**Exercise directions:**
Locate each line below that includes "ylabel" and reproduce it.

**Records:**
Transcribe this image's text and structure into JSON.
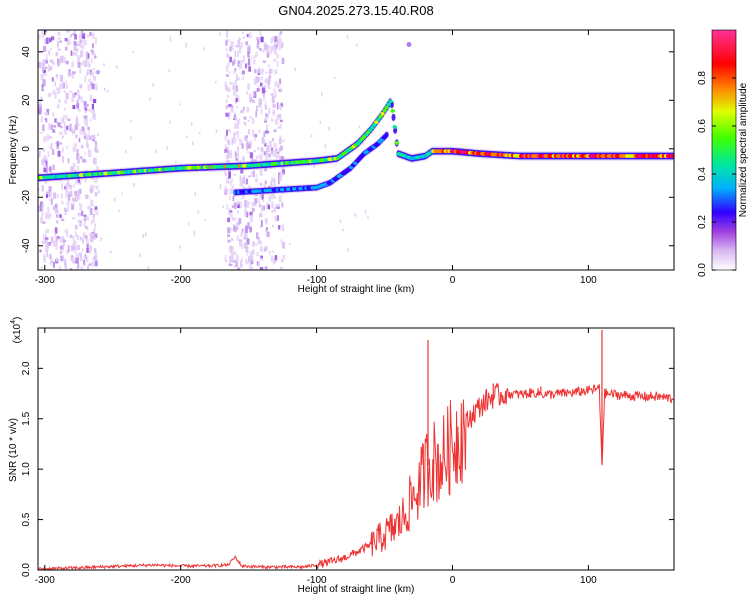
{
  "chart_data": [
    {
      "type": "heatmap",
      "title": "GN04.2025.273.15.40.R08",
      "xlabel": "Height of straight line (km)",
      "ylabel": "Frequency (Hz)",
      "xlim": [
        -305,
        163
      ],
      "ylim": [
        -50,
        49
      ],
      "xticks": [
        -300,
        -200,
        -100,
        0,
        100
      ],
      "yticks": [
        -40,
        -20,
        0,
        20,
        40
      ],
      "colorbar": {
        "label": "Normalized spectral amplitude",
        "range": [
          0,
          1
        ],
        "ticks": [
          0.0,
          0.2,
          0.4,
          0.6,
          0.8
        ],
        "colors": [
          "#ffffff",
          "#d9b8f2",
          "#a040e0",
          "#3000ff",
          "#00b0ff",
          "#00e8a0",
          "#40ff00",
          "#e0ff00",
          "#ff8000",
          "#ff0000",
          "#ff0080",
          "#ff3399"
        ]
      },
      "ridge": {
        "description_points": [
          [
            -305,
            -12
          ],
          [
            -250,
            -10
          ],
          [
            -200,
            -8
          ],
          [
            -150,
            -7
          ],
          [
            -100,
            -5
          ],
          [
            -85,
            -4
          ],
          [
            -70,
            2
          ],
          [
            -60,
            8
          ],
          [
            -52,
            14
          ],
          [
            -45,
            20
          ],
          [
            -40,
            -2
          ],
          [
            -30,
            -4
          ],
          [
            -20,
            -3
          ],
          [
            -15,
            -1
          ],
          [
            0,
            -1
          ],
          [
            20,
            -2
          ],
          [
            50,
            -3
          ],
          [
            100,
            -3
          ],
          [
            163,
            -3
          ]
        ],
        "branch_points": [
          [
            -160,
            -18
          ],
          [
            -130,
            -17
          ],
          [
            -100,
            -16
          ],
          [
            -90,
            -14
          ],
          [
            -75,
            -8
          ],
          [
            -65,
            -2
          ],
          [
            -55,
            2
          ],
          [
            -48,
            6
          ]
        ],
        "peak": {
          "x": -32,
          "y": 43
        }
      },
      "noise_bands": [
        [
          -305,
          -262
        ],
        [
          -168,
          -125
        ]
      ]
    },
    {
      "type": "line",
      "xlabel": "Height of straight line (km)",
      "ylabel": "SNR (10 * v/v)",
      "scale_note": "(x10",
      "scale_exp": "4",
      "xlim": [
        -305,
        163
      ],
      "ylim": [
        0,
        2.4
      ],
      "xticks": [
        -300,
        -200,
        -100,
        0,
        100
      ],
      "yticks": [
        0.0,
        0.5,
        1.0,
        1.5,
        2.0
      ],
      "color": "#ee3333",
      "series": [
        {
          "x": [
            -305,
            -280,
            -260,
            -240,
            -220,
            -200,
            -180,
            -165,
            -160,
            -155,
            -140,
            -120,
            -110,
            -100,
            -90,
            -80,
            -70,
            -60,
            -50,
            -40,
            -35,
            -30,
            -25,
            -20,
            -15,
            -10,
            -5,
            0,
            5,
            10,
            15,
            20,
            25,
            30,
            40,
            50,
            60,
            70,
            80,
            90,
            100,
            108,
            110,
            112,
            120,
            130,
            140,
            150,
            163
          ],
          "values": [
            0.01,
            0.02,
            0.03,
            0.04,
            0.05,
            0.04,
            0.04,
            0.05,
            0.13,
            0.04,
            0.03,
            0.03,
            0.03,
            0.05,
            0.08,
            0.12,
            0.18,
            0.25,
            0.35,
            0.45,
            0.55,
            0.7,
            0.8,
            1.0,
            1.1,
            1.05,
            1.15,
            1.25,
            1.35,
            1.45,
            1.55,
            1.62,
            1.68,
            1.72,
            1.75,
            1.74,
            1.76,
            1.74,
            1.75,
            1.76,
            1.78,
            1.8,
            1.05,
            1.75,
            1.74,
            1.73,
            1.72,
            1.72,
            1.7
          ],
          "spikes": [
            {
              "x": -18,
              "y": 2.28
            },
            {
              "x": 110,
              "y": 2.38
            },
            {
              "x": 110,
              "y": 1.05
            },
            {
              "x": 30,
              "y": 1.85
            },
            {
              "x": 65,
              "y": 1.82
            }
          ]
        }
      ]
    }
  ]
}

**Solution for this problem:**
      "ylabel": "Frequency (Hz)",
      "ylabel": "SNR (10 * v/v)",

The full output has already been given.